━━━ Available data

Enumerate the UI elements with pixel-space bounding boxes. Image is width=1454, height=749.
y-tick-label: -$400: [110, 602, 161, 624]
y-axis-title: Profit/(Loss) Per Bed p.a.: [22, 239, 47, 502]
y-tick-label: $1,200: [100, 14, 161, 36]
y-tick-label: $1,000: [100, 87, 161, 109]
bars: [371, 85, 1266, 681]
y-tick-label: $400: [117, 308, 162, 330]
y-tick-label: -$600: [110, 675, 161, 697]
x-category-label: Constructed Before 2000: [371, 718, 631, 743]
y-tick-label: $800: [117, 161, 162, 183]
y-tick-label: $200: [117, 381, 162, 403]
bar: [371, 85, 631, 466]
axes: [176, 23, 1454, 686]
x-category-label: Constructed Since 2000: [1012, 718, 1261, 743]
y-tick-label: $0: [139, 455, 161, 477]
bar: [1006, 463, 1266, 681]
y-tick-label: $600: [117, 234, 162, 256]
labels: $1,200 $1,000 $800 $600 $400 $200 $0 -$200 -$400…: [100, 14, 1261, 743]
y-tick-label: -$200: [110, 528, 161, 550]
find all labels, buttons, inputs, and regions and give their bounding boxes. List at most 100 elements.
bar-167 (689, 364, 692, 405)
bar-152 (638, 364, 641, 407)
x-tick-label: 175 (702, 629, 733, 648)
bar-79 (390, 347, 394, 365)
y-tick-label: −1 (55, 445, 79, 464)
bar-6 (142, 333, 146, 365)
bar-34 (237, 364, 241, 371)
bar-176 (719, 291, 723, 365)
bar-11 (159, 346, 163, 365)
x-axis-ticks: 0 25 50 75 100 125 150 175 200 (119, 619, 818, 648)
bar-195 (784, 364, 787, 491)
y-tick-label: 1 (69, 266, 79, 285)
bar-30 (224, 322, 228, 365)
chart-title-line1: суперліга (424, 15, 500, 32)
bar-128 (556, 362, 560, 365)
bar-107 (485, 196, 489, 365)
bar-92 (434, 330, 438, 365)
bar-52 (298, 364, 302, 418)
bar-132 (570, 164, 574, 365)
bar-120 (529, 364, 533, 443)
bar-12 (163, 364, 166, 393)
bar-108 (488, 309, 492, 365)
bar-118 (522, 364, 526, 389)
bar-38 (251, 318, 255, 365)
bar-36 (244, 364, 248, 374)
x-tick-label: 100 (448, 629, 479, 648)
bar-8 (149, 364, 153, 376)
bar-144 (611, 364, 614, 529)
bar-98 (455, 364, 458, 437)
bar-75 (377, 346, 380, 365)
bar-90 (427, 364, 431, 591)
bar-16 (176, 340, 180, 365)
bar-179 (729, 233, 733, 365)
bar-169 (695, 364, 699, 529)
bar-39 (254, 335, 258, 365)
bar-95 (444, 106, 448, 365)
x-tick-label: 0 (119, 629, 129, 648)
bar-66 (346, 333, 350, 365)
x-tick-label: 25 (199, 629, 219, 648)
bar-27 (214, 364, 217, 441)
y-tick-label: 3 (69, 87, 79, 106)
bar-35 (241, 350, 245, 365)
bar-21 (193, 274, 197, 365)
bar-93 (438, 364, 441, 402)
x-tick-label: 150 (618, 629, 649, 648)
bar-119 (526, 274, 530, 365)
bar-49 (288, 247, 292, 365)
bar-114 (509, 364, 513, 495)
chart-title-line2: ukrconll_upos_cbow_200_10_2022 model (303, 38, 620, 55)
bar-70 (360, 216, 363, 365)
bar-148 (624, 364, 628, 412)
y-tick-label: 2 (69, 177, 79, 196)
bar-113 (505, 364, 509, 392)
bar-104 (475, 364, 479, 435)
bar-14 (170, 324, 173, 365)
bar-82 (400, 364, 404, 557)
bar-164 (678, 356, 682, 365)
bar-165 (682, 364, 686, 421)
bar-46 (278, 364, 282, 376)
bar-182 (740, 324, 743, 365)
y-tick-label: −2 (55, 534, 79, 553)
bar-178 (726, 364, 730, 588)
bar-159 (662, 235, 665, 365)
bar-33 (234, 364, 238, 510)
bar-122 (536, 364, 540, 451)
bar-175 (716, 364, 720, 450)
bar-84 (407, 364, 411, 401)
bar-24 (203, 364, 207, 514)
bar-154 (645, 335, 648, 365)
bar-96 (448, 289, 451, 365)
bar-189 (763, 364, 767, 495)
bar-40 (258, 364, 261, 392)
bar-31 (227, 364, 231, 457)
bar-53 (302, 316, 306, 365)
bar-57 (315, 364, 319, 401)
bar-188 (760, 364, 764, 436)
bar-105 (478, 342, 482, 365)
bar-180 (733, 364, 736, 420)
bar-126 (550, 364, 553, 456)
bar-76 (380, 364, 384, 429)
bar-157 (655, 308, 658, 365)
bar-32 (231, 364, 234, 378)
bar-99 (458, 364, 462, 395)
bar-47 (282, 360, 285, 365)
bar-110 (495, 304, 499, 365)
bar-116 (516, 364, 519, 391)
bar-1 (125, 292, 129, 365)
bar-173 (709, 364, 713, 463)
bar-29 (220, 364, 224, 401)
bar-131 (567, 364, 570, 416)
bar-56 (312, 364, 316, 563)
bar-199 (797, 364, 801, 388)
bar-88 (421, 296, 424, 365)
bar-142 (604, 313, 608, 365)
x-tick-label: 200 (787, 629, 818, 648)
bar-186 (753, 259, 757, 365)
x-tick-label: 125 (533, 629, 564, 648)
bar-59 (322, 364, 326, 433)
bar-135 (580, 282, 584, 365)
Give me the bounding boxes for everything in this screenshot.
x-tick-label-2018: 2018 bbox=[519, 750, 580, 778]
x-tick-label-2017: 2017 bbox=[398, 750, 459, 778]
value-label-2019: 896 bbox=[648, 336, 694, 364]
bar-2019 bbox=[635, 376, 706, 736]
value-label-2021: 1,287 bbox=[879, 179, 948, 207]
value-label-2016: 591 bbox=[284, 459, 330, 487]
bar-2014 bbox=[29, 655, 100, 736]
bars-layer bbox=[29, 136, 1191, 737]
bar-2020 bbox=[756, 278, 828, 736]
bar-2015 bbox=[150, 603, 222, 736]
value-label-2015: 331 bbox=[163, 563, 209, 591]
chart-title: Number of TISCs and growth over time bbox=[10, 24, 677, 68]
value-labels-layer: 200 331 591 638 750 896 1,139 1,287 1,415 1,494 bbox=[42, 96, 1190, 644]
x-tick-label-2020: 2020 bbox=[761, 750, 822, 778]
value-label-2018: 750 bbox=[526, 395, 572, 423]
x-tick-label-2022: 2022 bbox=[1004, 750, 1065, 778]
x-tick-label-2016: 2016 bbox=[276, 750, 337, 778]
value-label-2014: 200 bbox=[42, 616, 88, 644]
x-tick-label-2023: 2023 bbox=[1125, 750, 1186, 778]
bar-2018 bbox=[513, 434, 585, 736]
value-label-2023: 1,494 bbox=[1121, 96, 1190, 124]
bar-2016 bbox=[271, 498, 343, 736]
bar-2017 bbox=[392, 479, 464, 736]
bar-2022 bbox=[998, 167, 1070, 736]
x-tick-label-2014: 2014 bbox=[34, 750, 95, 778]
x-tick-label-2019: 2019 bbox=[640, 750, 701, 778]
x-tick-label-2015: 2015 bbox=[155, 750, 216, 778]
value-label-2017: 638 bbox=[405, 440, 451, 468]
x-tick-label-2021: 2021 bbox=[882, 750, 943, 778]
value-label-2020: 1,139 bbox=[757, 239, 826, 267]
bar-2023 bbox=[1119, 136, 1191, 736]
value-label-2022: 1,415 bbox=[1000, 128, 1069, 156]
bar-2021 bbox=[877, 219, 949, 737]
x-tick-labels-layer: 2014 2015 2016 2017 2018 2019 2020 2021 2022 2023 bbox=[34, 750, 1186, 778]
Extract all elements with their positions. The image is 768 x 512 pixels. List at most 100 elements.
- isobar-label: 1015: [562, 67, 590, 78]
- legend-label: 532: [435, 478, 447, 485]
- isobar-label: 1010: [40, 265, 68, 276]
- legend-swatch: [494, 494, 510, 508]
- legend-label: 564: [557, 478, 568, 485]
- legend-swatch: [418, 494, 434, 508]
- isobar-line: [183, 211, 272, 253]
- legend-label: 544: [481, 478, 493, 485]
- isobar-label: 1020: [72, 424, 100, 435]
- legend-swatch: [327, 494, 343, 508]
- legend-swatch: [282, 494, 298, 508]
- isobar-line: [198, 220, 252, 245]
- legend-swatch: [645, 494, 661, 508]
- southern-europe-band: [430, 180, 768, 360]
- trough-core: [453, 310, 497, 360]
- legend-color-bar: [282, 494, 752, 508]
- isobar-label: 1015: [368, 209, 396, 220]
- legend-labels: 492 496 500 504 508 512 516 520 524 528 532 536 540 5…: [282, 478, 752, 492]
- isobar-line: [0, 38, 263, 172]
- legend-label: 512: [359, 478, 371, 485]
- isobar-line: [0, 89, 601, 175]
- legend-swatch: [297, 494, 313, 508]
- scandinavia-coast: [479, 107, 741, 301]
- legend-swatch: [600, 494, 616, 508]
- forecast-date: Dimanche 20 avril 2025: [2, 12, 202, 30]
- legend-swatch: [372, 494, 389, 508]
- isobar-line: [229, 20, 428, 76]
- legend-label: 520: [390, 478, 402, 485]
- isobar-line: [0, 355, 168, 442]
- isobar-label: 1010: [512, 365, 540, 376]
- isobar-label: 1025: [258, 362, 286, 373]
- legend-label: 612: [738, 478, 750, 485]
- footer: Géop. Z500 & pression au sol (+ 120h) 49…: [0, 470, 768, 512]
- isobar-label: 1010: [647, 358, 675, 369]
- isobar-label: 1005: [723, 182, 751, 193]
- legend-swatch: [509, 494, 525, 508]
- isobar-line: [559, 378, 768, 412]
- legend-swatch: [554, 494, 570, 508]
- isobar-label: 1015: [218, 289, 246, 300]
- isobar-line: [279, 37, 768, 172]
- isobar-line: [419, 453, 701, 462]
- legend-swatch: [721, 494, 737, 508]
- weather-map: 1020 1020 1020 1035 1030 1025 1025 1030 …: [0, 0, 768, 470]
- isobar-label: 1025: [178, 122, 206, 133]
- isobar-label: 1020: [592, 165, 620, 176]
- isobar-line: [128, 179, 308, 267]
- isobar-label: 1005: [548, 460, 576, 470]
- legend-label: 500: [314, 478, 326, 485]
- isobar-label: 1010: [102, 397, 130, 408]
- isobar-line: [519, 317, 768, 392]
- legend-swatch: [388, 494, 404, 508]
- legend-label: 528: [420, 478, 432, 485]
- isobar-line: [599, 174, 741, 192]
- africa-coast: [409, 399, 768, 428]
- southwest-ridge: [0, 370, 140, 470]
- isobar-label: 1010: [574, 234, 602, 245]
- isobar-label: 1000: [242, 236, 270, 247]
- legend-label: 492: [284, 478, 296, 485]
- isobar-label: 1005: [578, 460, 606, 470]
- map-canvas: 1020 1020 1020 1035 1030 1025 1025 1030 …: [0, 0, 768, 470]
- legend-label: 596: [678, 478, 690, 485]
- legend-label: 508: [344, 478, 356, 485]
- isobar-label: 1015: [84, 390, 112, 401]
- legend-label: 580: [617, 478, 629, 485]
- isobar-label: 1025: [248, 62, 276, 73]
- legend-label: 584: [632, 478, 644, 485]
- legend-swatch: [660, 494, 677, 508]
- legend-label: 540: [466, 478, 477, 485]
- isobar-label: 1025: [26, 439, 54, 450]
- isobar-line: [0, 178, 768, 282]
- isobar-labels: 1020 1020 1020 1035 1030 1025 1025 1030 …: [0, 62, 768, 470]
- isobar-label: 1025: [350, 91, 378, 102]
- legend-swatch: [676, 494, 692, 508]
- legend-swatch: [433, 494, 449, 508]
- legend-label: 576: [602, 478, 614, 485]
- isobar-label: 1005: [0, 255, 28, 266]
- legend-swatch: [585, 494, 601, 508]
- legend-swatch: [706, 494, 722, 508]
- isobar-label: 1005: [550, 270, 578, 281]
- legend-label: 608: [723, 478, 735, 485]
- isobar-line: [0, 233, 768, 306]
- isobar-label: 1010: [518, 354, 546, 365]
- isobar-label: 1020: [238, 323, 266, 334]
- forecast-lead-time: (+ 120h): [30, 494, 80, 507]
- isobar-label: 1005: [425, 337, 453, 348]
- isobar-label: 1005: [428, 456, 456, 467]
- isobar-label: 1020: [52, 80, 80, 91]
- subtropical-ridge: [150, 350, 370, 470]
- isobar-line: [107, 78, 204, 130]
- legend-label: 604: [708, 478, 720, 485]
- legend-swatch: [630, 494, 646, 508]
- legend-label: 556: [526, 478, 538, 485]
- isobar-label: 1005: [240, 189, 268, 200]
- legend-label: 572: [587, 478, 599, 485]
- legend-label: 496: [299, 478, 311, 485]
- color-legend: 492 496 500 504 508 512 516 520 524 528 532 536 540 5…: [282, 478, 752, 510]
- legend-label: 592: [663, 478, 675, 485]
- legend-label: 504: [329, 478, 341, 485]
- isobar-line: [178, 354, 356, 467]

━━━━━━

● Exercise brief
From the material above, pull out each line that contains the string "chart".

● Exercise output
chart-title-line1: суперліга (424, 15, 500, 32)
chart-title-line2: ukrconll_upos_cbow_200_10_2022 model (303, 38, 620, 55)
chart-title: Number of TISCs and growth over time bbox=[10, 24, 677, 68]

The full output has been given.